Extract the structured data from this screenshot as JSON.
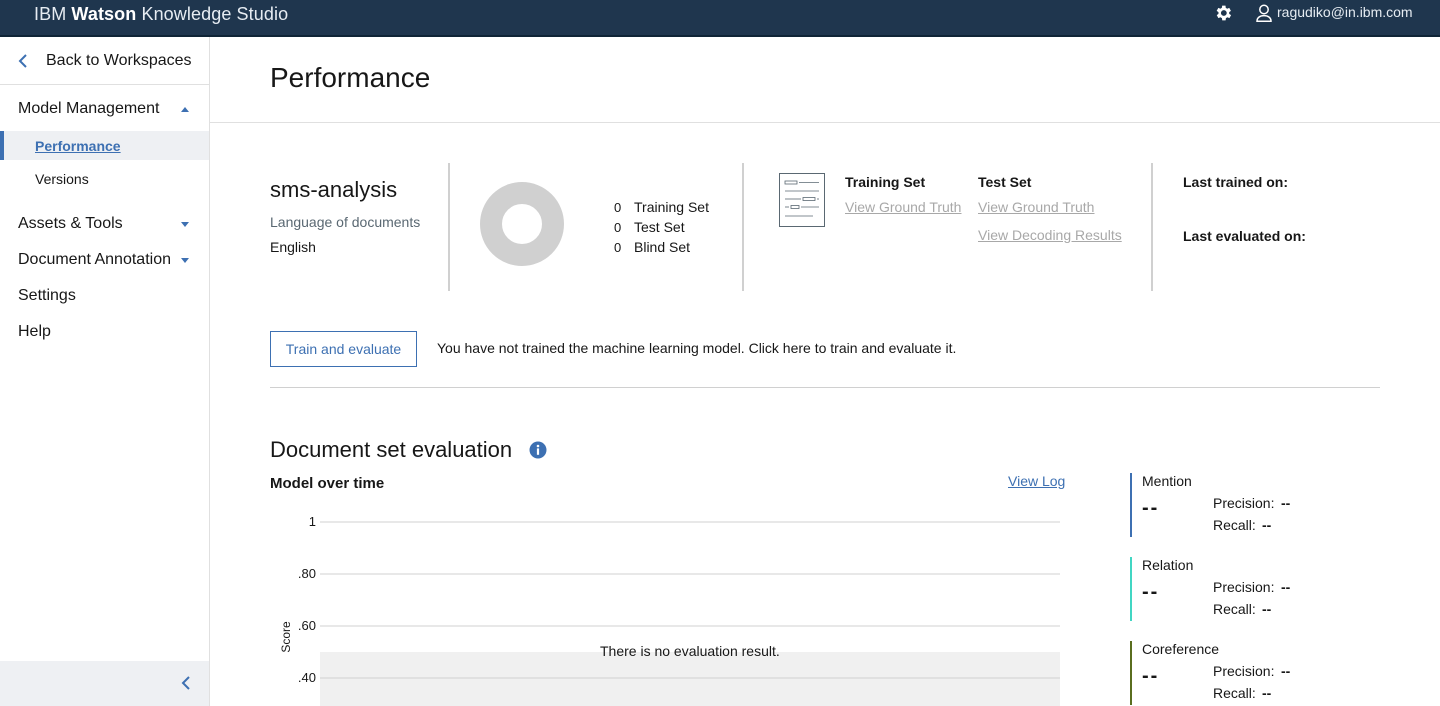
{
  "app": {
    "brand_prefix": "IBM",
    "brand_bold": "Watson",
    "brand_suffix": "Knowledge Studio",
    "user_email": "ragudiko@in.ibm.com"
  },
  "sidebar": {
    "back_label": "Back to Workspaces",
    "sections": [
      {
        "label": "Model Management",
        "expanded": true
      },
      {
        "label": "Assets & Tools",
        "expanded": false
      },
      {
        "label": "Document Annotation",
        "expanded": false
      },
      {
        "label": "Settings"
      },
      {
        "label": "Help"
      }
    ],
    "sub_items": [
      {
        "label": "Performance",
        "active": true
      },
      {
        "label": "Versions",
        "active": false
      }
    ]
  },
  "page": {
    "title": "Performance"
  },
  "project": {
    "name": "sms-analysis",
    "language_label": "Language of documents",
    "language_value": "English"
  },
  "sets": {
    "counts": [
      {
        "count": "0",
        "label": "Training Set"
      },
      {
        "count": "0",
        "label": "Test Set"
      },
      {
        "count": "0",
        "label": "Blind Set"
      }
    ],
    "training": {
      "heading": "Training Set",
      "link_ground_truth": "View Ground Truth"
    },
    "test": {
      "heading": "Test Set",
      "link_ground_truth": "View Ground Truth",
      "link_decoding": "View Decoding Results"
    }
  },
  "status": {
    "last_trained_label": "Last trained on:",
    "last_evaluated_label": "Last evaluated on:"
  },
  "train": {
    "button_label": "Train and evaluate",
    "message": "You have not trained the machine learning model. Click here to train and evaluate it."
  },
  "evaluation": {
    "title": "Document set evaluation",
    "chart_title": "Model over time",
    "view_log_label": "View Log",
    "y_axis_label": "Score",
    "empty_message": "There is no evaluation result.",
    "metrics": [
      {
        "name": "Mention",
        "value": "--",
        "precision_label": "Precision:",
        "precision": "--",
        "recall_label": "Recall:",
        "recall": "--",
        "color": "#3d70b2"
      },
      {
        "name": "Relation",
        "value": "--",
        "precision_label": "Precision:",
        "precision": "--",
        "recall_label": "Recall:",
        "recall": "--",
        "color": "#41d6c3"
      },
      {
        "name": "Coreference",
        "value": "--",
        "precision_label": "Precision:",
        "precision": "--",
        "recall_label": "Recall:",
        "recall": "--",
        "color": "#5a6e1f"
      }
    ]
  },
  "chart_data": {
    "type": "line",
    "title": "Model over time",
    "xlabel": "",
    "ylabel": "Score",
    "y_ticks": [
      "1",
      ".80",
      ".60",
      ".40"
    ],
    "ylim": [
      0.4,
      1
    ],
    "series": [],
    "grid": true,
    "annotations": [
      "There is no evaluation result."
    ]
  },
  "colors": {
    "topbar": "#1f364e",
    "accent": "#3d70b2",
    "donut_empty": "#d0d0d0"
  }
}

####

Without the pictures, restate each entry exactly.

» **The solution**:
Extract the structured data from this screenshot as JSON.
{
  "app": {
    "brand_prefix": "IBM",
    "brand_bold": "Watson",
    "brand_suffix": "Knowledge Studio",
    "user_email": "ragudiko@in.ibm.com"
  },
  "sidebar": {
    "back_label": "Back to Workspaces",
    "sections": [
      {
        "label": "Model Management",
        "expanded": true
      },
      {
        "label": "Assets & Tools",
        "expanded": false
      },
      {
        "label": "Document Annotation",
        "expanded": false
      },
      {
        "label": "Settings"
      },
      {
        "label": "Help"
      }
    ],
    "sub_items": [
      {
        "label": "Performance",
        "active": true
      },
      {
        "label": "Versions",
        "active": false
      }
    ]
  },
  "page": {
    "title": "Performance"
  },
  "project": {
    "name": "sms-analysis",
    "language_label": "Language of documents",
    "language_value": "English"
  },
  "sets": {
    "counts": [
      {
        "count": "0",
        "label": "Training Set"
      },
      {
        "count": "0",
        "label": "Test Set"
      },
      {
        "count": "0",
        "label": "Blind Set"
      }
    ],
    "training": {
      "heading": "Training Set",
      "link_ground_truth": "View Ground Truth"
    },
    "test": {
      "heading": "Test Set",
      "link_ground_truth": "View Ground Truth",
      "link_decoding": "View Decoding Results"
    }
  },
  "status": {
    "last_trained_label": "Last trained on:",
    "last_evaluated_label": "Last evaluated on:"
  },
  "train": {
    "button_label": "Train and evaluate",
    "message": "You have not trained the machine learning model. Click here to train and evaluate it."
  },
  "evaluation": {
    "title": "Document set evaluation",
    "chart_title": "Model over time",
    "view_log_label": "View Log",
    "y_axis_label": "Score",
    "empty_message": "There is no evaluation result.",
    "metrics": [
      {
        "name": "Mention",
        "value": "--",
        "precision_label": "Precision:",
        "precision": "--",
        "recall_label": "Recall:",
        "recall": "--",
        "color": "#3d70b2"
      },
      {
        "name": "Relation",
        "value": "--",
        "precision_label": "Precision:",
        "precision": "--",
        "recall_label": "Recall:",
        "recall": "--",
        "color": "#41d6c3"
      },
      {
        "name": "Coreference",
        "value": "--",
        "precision_label": "Precision:",
        "precision": "--",
        "recall_label": "Recall:",
        "recall": "--",
        "color": "#5a6e1f"
      }
    ]
  },
  "chart_data": {
    "type": "line",
    "title": "Model over time",
    "xlabel": "",
    "ylabel": "Score",
    "y_ticks": [
      "1",
      ".80",
      ".60",
      ".40"
    ],
    "ylim": [
      0.4,
      1
    ],
    "series": [],
    "grid": true,
    "annotations": [
      "There is no evaluation result."
    ]
  },
  "colors": {
    "topbar": "#1f364e",
    "accent": "#3d70b2",
    "donut_empty": "#d0d0d0"
  }
}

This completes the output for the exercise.